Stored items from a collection
<<<<

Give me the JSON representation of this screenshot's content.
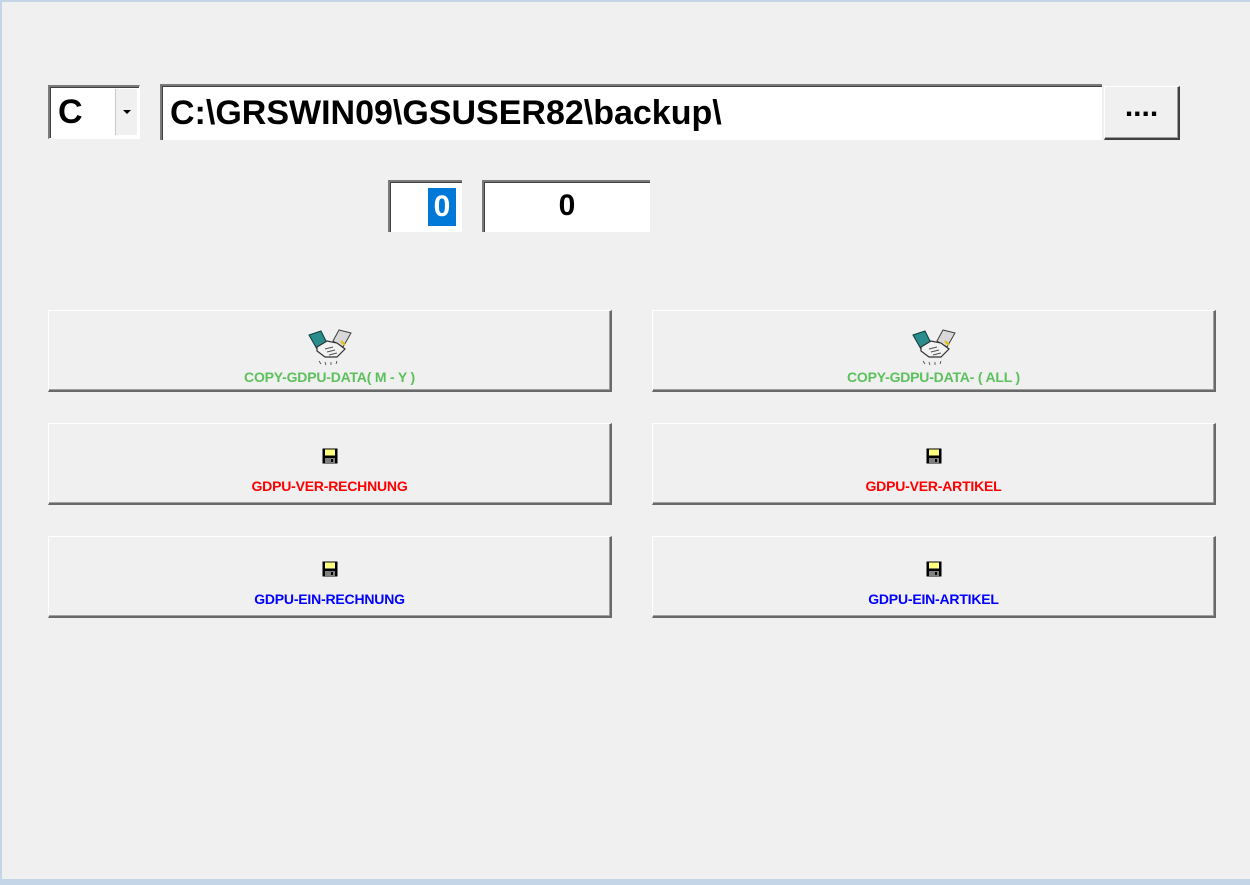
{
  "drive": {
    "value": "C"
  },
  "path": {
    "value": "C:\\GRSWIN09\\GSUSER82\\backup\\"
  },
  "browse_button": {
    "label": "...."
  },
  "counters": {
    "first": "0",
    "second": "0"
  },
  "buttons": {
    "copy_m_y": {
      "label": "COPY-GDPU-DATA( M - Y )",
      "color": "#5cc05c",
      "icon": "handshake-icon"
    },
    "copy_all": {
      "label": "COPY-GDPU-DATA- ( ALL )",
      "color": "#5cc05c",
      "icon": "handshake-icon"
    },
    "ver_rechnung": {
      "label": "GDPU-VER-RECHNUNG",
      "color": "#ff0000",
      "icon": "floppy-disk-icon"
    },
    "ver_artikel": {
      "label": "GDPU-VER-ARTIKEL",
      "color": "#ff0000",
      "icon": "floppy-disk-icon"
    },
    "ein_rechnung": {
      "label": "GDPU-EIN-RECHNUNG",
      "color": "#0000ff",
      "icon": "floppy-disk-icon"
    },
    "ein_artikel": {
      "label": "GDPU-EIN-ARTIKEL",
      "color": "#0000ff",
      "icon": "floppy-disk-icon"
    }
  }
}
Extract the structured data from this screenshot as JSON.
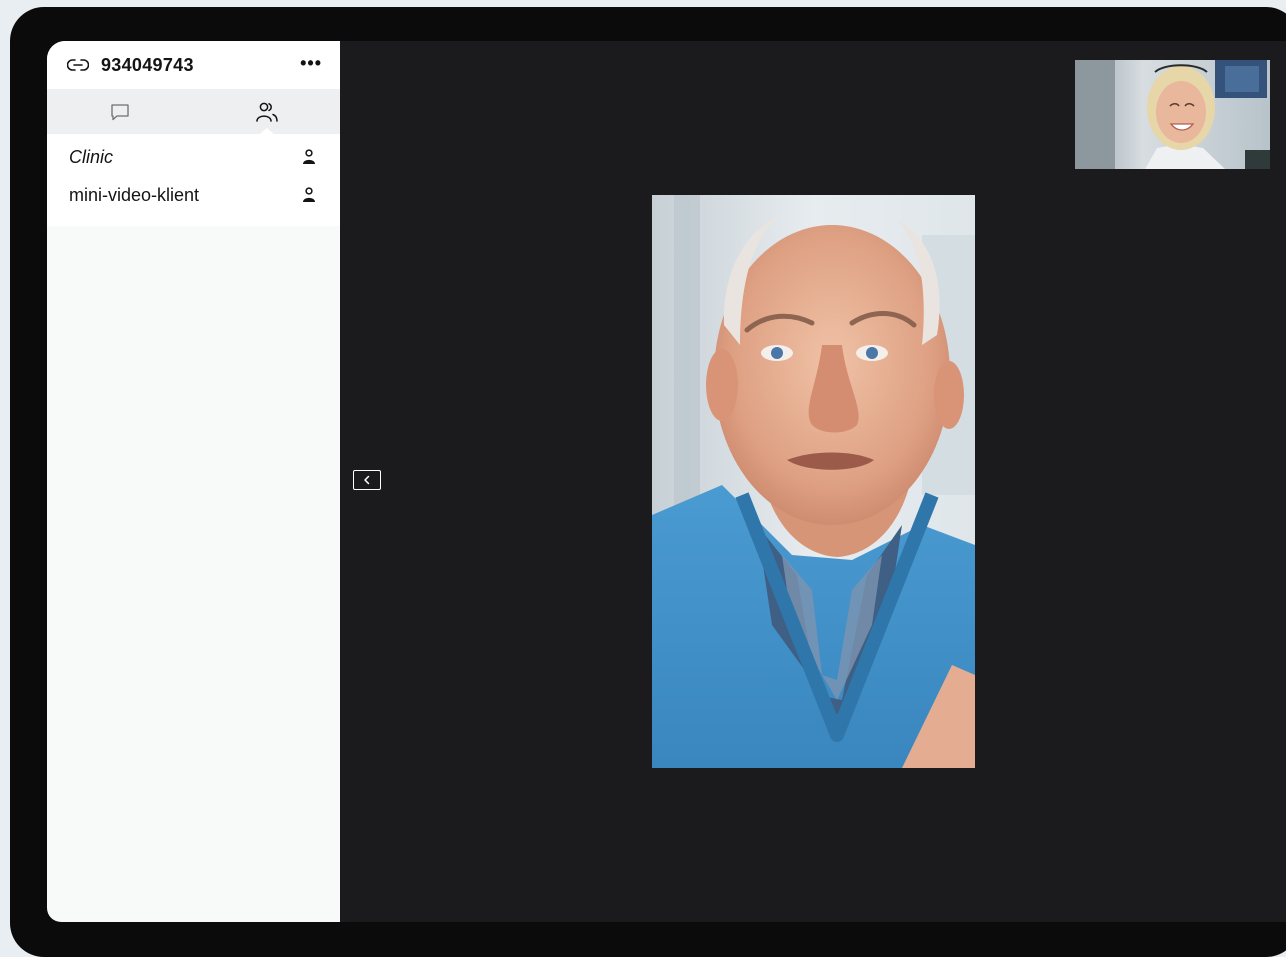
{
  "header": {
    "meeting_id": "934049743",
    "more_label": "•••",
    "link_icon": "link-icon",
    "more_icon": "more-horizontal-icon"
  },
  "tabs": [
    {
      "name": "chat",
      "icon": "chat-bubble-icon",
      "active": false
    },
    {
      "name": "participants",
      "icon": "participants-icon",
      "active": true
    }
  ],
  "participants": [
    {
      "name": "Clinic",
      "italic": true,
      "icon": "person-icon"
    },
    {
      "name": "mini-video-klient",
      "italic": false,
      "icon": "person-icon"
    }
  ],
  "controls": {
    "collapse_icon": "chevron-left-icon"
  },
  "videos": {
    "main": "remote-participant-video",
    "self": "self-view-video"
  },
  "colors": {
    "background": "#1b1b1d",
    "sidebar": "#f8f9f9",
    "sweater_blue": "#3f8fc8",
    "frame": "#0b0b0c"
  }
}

>>>>

*TASK TO COMPLETE*:
Restate the records above in full, word for word. Keep pictures out.

*THE ANSWER*:
Give me the JSON representation of this screenshot's content.
{
  "drive": {
    "value": "C"
  },
  "path": {
    "value": "C:\\GRSWIN09\\GSUSER82\\backup\\"
  },
  "browse_button": {
    "label": "...."
  },
  "counters": {
    "first": "0",
    "second": "0"
  },
  "buttons": {
    "copy_m_y": {
      "label": "COPY-GDPU-DATA( M - Y )",
      "color": "#5cc05c",
      "icon": "handshake-icon"
    },
    "copy_all": {
      "label": "COPY-GDPU-DATA- ( ALL )",
      "color": "#5cc05c",
      "icon": "handshake-icon"
    },
    "ver_rechnung": {
      "label": "GDPU-VER-RECHNUNG",
      "color": "#ff0000",
      "icon": "floppy-disk-icon"
    },
    "ver_artikel": {
      "label": "GDPU-VER-ARTIKEL",
      "color": "#ff0000",
      "icon": "floppy-disk-icon"
    },
    "ein_rechnung": {
      "label": "GDPU-EIN-RECHNUNG",
      "color": "#0000ff",
      "icon": "floppy-disk-icon"
    },
    "ein_artikel": {
      "label": "GDPU-EIN-ARTIKEL",
      "color": "#0000ff",
      "icon": "floppy-disk-icon"
    }
  }
}
Extract the structured data from this screenshot as JSON.
{
  "header": {
    "meeting_id": "934049743",
    "more_label": "•••",
    "link_icon": "link-icon",
    "more_icon": "more-horizontal-icon"
  },
  "tabs": [
    {
      "name": "chat",
      "icon": "chat-bubble-icon",
      "active": false
    },
    {
      "name": "participants",
      "icon": "participants-icon",
      "active": true
    }
  ],
  "participants": [
    {
      "name": "Clinic",
      "italic": true,
      "icon": "person-icon"
    },
    {
      "name": "mini-video-klient",
      "italic": false,
      "icon": "person-icon"
    }
  ],
  "controls": {
    "collapse_icon": "chevron-left-icon"
  },
  "videos": {
    "main": "remote-participant-video",
    "self": "self-view-video"
  },
  "colors": {
    "background": "#1b1b1d",
    "sidebar": "#f8f9f9",
    "sweater_blue": "#3f8fc8",
    "frame": "#0b0b0c"
  }
}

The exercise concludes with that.